Repeat the entire listing exactly as written.

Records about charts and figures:
********
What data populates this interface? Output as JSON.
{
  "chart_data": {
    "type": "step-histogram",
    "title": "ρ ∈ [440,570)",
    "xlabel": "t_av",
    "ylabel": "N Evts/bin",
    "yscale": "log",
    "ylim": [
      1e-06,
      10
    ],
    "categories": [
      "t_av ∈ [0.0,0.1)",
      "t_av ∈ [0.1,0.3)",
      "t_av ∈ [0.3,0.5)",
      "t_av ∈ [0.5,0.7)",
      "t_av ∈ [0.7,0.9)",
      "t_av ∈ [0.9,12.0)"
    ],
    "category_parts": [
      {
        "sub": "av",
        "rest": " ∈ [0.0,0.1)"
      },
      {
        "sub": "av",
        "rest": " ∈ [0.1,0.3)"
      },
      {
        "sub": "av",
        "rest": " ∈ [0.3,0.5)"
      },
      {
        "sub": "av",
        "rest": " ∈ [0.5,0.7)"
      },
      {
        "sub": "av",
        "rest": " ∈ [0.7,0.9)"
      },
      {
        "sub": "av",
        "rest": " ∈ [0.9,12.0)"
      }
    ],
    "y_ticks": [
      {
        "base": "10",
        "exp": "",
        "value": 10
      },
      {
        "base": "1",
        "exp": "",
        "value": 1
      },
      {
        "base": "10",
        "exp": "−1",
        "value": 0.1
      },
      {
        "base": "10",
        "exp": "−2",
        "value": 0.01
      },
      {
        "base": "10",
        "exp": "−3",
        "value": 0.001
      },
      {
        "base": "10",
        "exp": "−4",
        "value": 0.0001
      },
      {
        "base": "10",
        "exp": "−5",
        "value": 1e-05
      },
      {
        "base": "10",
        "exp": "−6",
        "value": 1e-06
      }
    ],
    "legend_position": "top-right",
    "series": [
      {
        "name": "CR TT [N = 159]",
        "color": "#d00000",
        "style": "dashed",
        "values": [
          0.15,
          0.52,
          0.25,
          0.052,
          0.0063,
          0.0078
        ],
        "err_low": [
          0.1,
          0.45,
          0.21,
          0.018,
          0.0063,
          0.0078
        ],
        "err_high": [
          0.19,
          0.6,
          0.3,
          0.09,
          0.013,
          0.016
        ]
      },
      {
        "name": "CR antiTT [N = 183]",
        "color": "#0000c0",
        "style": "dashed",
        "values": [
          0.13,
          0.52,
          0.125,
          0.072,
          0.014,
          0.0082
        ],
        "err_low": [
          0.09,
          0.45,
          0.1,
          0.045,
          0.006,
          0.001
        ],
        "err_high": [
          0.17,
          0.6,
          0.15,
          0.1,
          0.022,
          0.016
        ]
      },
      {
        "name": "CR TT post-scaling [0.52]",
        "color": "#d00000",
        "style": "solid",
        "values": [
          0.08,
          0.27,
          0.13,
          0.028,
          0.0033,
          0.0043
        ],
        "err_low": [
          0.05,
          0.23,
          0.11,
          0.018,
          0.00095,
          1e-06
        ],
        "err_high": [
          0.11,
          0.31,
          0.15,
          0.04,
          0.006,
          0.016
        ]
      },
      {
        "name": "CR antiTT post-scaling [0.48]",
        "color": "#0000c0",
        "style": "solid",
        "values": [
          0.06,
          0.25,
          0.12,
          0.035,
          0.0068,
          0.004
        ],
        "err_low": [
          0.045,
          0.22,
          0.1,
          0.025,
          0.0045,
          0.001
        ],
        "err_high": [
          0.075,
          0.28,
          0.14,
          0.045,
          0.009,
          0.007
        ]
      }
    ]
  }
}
********
* **Finished task**
What data populates this interface? Output as JSON.
{
  "chart_data": {
    "type": "step-histogram",
    "title": "ρ ∈ [440,570)",
    "xlabel": "t_av",
    "ylabel": "N Evts/bin",
    "yscale": "log",
    "ylim": [
      1e-06,
      10
    ],
    "categories": [
      "t_av ∈ [0.0,0.1)",
      "t_av ∈ [0.1,0.3)",
      "t_av ∈ [0.3,0.5)",
      "t_av ∈ [0.5,0.7)",
      "t_av ∈ [0.7,0.9)",
      "t_av ∈ [0.9,12.0)"
    ],
    "category_parts": [
      {
        "sub": "av",
        "rest": " ∈ [0.0,0.1)"
      },
      {
        "sub": "av",
        "rest": " ∈ [0.1,0.3)"
      },
      {
        "sub": "av",
        "rest": " ∈ [0.3,0.5)"
      },
      {
        "sub": "av",
        "rest": " ∈ [0.5,0.7)"
      },
      {
        "sub": "av",
        "rest": " ∈ [0.7,0.9)"
      },
      {
        "sub": "av",
        "rest": " ∈ [0.9,12.0)"
      }
    ],
    "y_ticks": [
      {
        "base": "10",
        "exp": "",
        "value": 10
      },
      {
        "base": "1",
        "exp": "",
        "value": 1
      },
      {
        "base": "10",
        "exp": "−1",
        "value": 0.1
      },
      {
        "base": "10",
        "exp": "−2",
        "value": 0.01
      },
      {
        "base": "10",
        "exp": "−3",
        "value": 0.001
      },
      {
        "base": "10",
        "exp": "−4",
        "value": 0.0001
      },
      {
        "base": "10",
        "exp": "−5",
        "value": 1e-05
      },
      {
        "base": "10",
        "exp": "−6",
        "value": 1e-06
      }
    ],
    "legend_position": "top-right",
    "series": [
      {
        "name": "CR TT [N = 159]",
        "color": "#d00000",
        "style": "dashed",
        "values": [
          0.15,
          0.52,
          0.25,
          0.052,
          0.0063,
          0.0078
        ],
        "err_low": [
          0.1,
          0.45,
          0.21,
          0.018,
          0.0063,
          0.0078
        ],
        "err_high": [
          0.19,
          0.6,
          0.3,
          0.09,
          0.013,
          0.016
        ]
      },
      {
        "name": "CR antiTT [N = 183]",
        "color": "#0000c0",
        "style": "dashed",
        "values": [
          0.13,
          0.52,
          0.125,
          0.072,
          0.014,
          0.0082
        ],
        "err_low": [
          0.09,
          0.45,
          0.1,
          0.045,
          0.006,
          0.001
        ],
        "err_high": [
          0.17,
          0.6,
          0.15,
          0.1,
          0.022,
          0.016
        ]
      },
      {
        "name": "CR TT post-scaling [0.52]",
        "color": "#d00000",
        "style": "solid",
        "values": [
          0.08,
          0.27,
          0.13,
          0.028,
          0.0033,
          0.0043
        ],
        "err_low": [
          0.05,
          0.23,
          0.11,
          0.018,
          0.00095,
          1e-06
        ],
        "err_high": [
          0.11,
          0.31,
          0.15,
          0.04,
          0.006,
          0.016
        ]
      },
      {
        "name": "CR antiTT post-scaling [0.48]",
        "color": "#0000c0",
        "style": "solid",
        "values": [
          0.06,
          0.25,
          0.12,
          0.035,
          0.0068,
          0.004
        ],
        "err_low": [
          0.045,
          0.22,
          0.1,
          0.025,
          0.0045,
          0.001
        ],
        "err_high": [
          0.075,
          0.28,
          0.14,
          0.045,
          0.009,
          0.007
        ]
      }
    ]
  }
}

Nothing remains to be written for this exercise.